>> START

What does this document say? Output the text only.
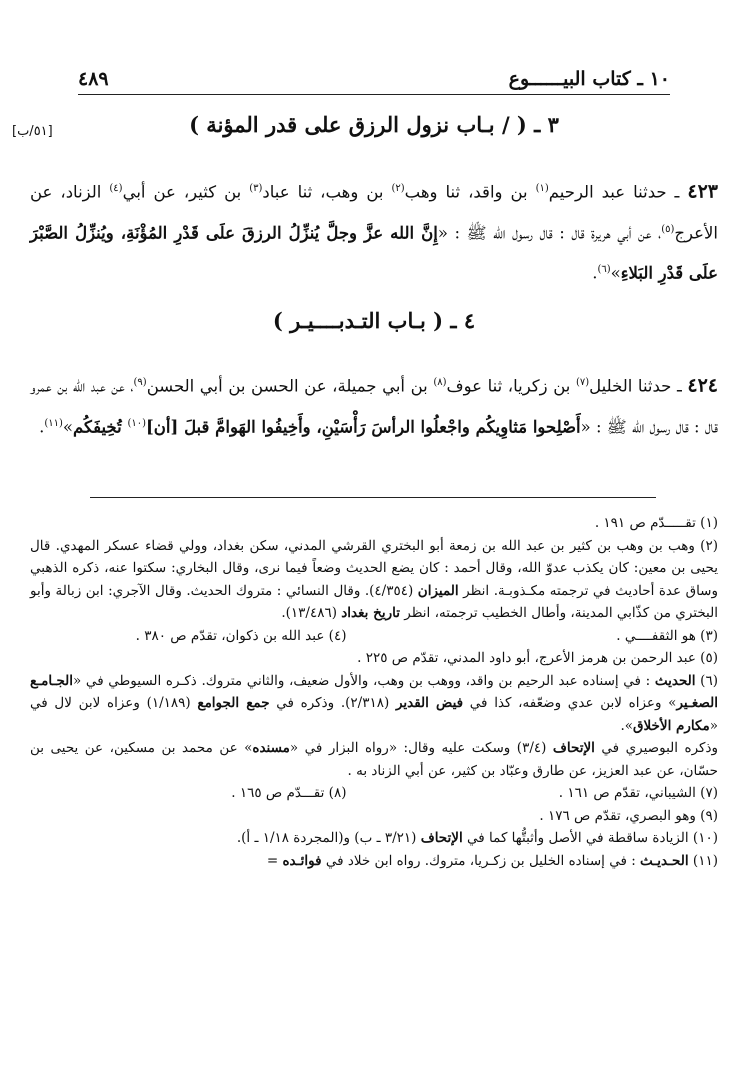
١٠ ـ كتاب البيــــــوع
٤٨٩
[٥١/ب]	٣ ـ ( / بـاب نزول الرزق على قدر المؤنة )
٤٢٣ ـ حدثنا عبد الرحيم$^{(١)}$ بن واقد، ثنا وهب$^{(٢)}$ بن وهب، ثنا عباد$^{(٣)}$ بن كثير، عن أبي$^{(٤)}$ الزناد، عن الأعرج$^{(٥)}$، عن أبي هريرة قال : قال رسول الله ﷺ : «إِنَّ الله عزَّ وجلَّ يُنزِّلُ الرزقَ علَى قَدْرِ المُؤْنَةِ، ويُنزِّلُ الصَّبْرَ علَى قَدْرِ البَلاءِ»$^{(٦)}$.
٤ ـ ( بـاب التـدبــــيـر )
٤٢٤ ـ حدثنا الخليل$^{(٧)}$ بن زكريا، ثنا عوف$^{(٨)}$ بن أبي جميلة، عن الحسن بن أبي الحسن$^{(٩)}$، عن عبد الله بن عمرو قال : قال رسول الله ﷺ : «أَصْلِحوا مَثاوِيكُم واجْعلُوا الرأسَ رَأْسَيْنِ، وأَخِيفُوا الهَوامَّ قبلَ [أن]$^{(١٠)}$ تُخِيفَكُم»$^{(١١)}$.
(١) تقـــــدّم ص ١٩١ .
(٢) وهب بن وهب بن كثير بن عبد الله بن زمعة أبو البختري القرشي المدني، سكن بغداد، وولي قضاء عسكر المهدي. قال يحيى بن معين: كان يكذب عدوّ الله، وقال أحمد : كان يضع الحديث وضعاً فيما نرى، وقال البخاري: سكتوا عنه، ذكره الذهبي وساق عدة أحاديث في ترجمته مكـذوبـة. انظر الميزان (٤/٣٥٤). وقال النسائي : متروك الحديث. وقال الآجري: ابن زبالة وأبو البختري من كذّابي المدينة، وأطال الخطيب ترجمته، انظر تاريخ بغداد (١٣/٤٨٦).
(٣) هو الثقفــــي .
(٤) عبد الله بن ذكوان، تقدّم ص ٣٨٠ .
(٥) عبد الرحمن بن هرمز الأعرج، أبو داود المدني، تقدّم ص ٢٢٥ .
(٦) الحديث : في إسناده عبد الرحيم بن واقد، ووهب بن وهب، والأول ضعيف، والثاني متروك. ذكـره السيوطي في «الجـامـع الصغـير» وعزاه لابن عدي وضعّفه، كذا في فيض القدير (٢/٣١٨). وذكره في جمع الجوامع (١/١٨٩) وعزاه لابن لال في «مكارم الأخلاق».
وذكره البوصيري في الإتحاف (٣/٤) وسكت عليه وقال: «رواه البزار في «مسنده» عن محمد بن مسكين، عن يحيى بن حسّان، عن عبد العزيز، عن طارق وعبّاد بن كثير، عن أبي الزناد به .
(٧) الشيباني، تقدّم ص ١٦١ .
(٨) تقـــدّم ص ١٦٥ .
(٩) وهو البصري، تقدّم ص ١٧٦ .
(١٠) الزيادة ساقطة في الأصل وأثبتُّها كما في الإتحاف (٣/٢١ ـ ب) و(المجردة ١/١٨ ـ أ).
(١١) الحـديـث : في إسناده الخليل بن زكـريا، متروك. رواه ابن خلاد في فوائـده =
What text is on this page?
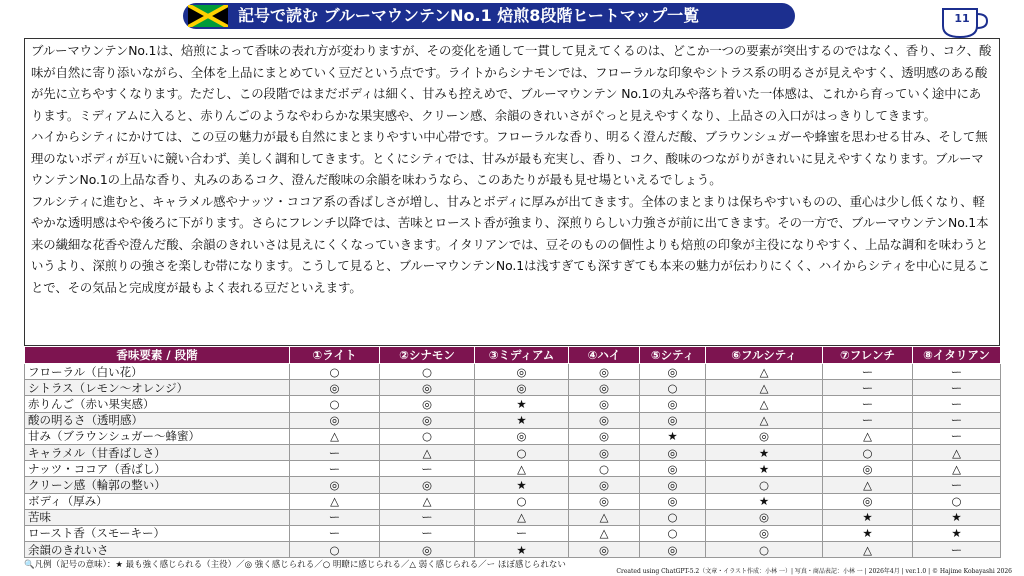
記号で読む ブルーマウンテンNo.1 焙煎8段階ヒートマップ一覧	11

ブルーマウンテンNo.1は、焙煎によって香味の表れ方が変わりますが、その変化を通して一貫して見えてくるのは、どこか一つの要素が突出するのではなく、香り、コク、酸味が自然に寄り添いながら、全体を上品にまとめていく豆だという点です。ライトからシナモンでは、フローラルな印象やシトラス系の明るさが見えやすく、透明感のある酸が先に立ちやすくなります。ただし、この段階ではまだボディは細く、甘みも控えめで、ブルーマウンテン No.1の丸みや落ち着いた一体感は、これから育っていく途中にあります。ミディアムに入ると、赤りんごのようなやわらかな果実感や、クリーン感、余韻のきれいさがぐっと見えやすくなり、上品さの入口がはっきりしてきます。

ハイからシティにかけては、この豆の魅力が最も自然にまとまりやすい中心帯です。フローラルな香り、明るく澄んだ酸、ブラウンシュガーや蜂蜜を思わせる甘み、そして無理のないボディが互いに競い合わず、美しく調和してきます。とくにシティでは、甘みが最も充実し、香り、コク、酸味のつながりがきれいに見えやすくなります。ブルーマウンテンNo.1の上品な香り、丸みのあるコク、澄んだ酸味の余韻を味わうなら、このあたりが最も見せ場といえるでしょう。

フルシティに進むと、キャラメル感やナッツ・ココア系の香ばしさが増し、甘みとボディに厚みが出てきます。全体のまとまりは保ちやすいものの、重心は少し低くなり、軽やかな透明感はやや後ろに下がります。さらにフレンチ以降では、苦味とロースト香が強まり、深煎りらしい力強さが前に出てきます。その一方で、ブルーマウンテンNo.1本来の繊細な花香や澄んだ酸、余韻のきれいさは見えにくくなっていきます。イタリアンでは、豆そのものの個性よりも焙煎の印象が主役になりやすく、上品な調和を味わうというより、深煎りの強さを楽しむ帯になります。こうして見ると、ブルーマウンテンNo.1は浅すぎても深すぎても本来の魅力が伝わりにくく、ハイからシティを中心に見ることで、その気品と完成度が最もよく表れる豆だといえます。

香味要素 / 段階	①ライト	②シナモン	③ミディアム	④ハイ	⑤シティ	⑥フルシティ	⑦フレンチ	⑧イタリアン
フローラル（白い花）	○	○	◎	◎	◎	△	ー	ー
シトラス（レモン〜オレンジ）	◎	◎	◎	◎	○	△	ー	ー
赤りんご（赤い果実感）	○	◎	★	◎	◎	△	ー	ー
酸の明るさ（透明感）	◎	◎	★	◎	◎	△	ー	ー
甘み（ブラウンシュガー〜蜂蜜）	△	○	◎	◎	★	◎	△	ー
キャラメル（甘香ばしさ）	ー	△	○	◎	◎	★	○	△
ナッツ・ココア（香ばし）	ー	ー	△	○	◎	★	◎	△
クリーン感（輪郭の整い）	◎	◎	★	◎	◎	○	△	ー
ボディ（厚み）	△	△	○	◎	◎	★	◎	○
苦味	ー	ー	△	△	○	◎	★	★
ロースト香（スモーキー）	ー	ー	ー	△	○	◎	★	★
余韻のきれいさ	○	◎	★	◎	◎	○	△	ー
🔍凡例（記号の意味）：★ 最も強く感じられる（主役）／◎ 強く感じられる／○ 明瞭に感じられる／△ 弱く感じられる／ー ほぼ感じられない
Created using ChatGPT-5.2（文章・イラスト作成：小林 一）| 写真・商品表記：小林 一 | 2026年4月 | ver.1.0 | © Hajime Kobayashi 2026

>> END

Each line in the entries above that includes the string "بـاب" should be extracted.

[٥١/ب]	٣ ـ ( / بـاب نزول الرزق على قدر المؤنة )
٤ ـ ( بـاب التـدبــــيـر )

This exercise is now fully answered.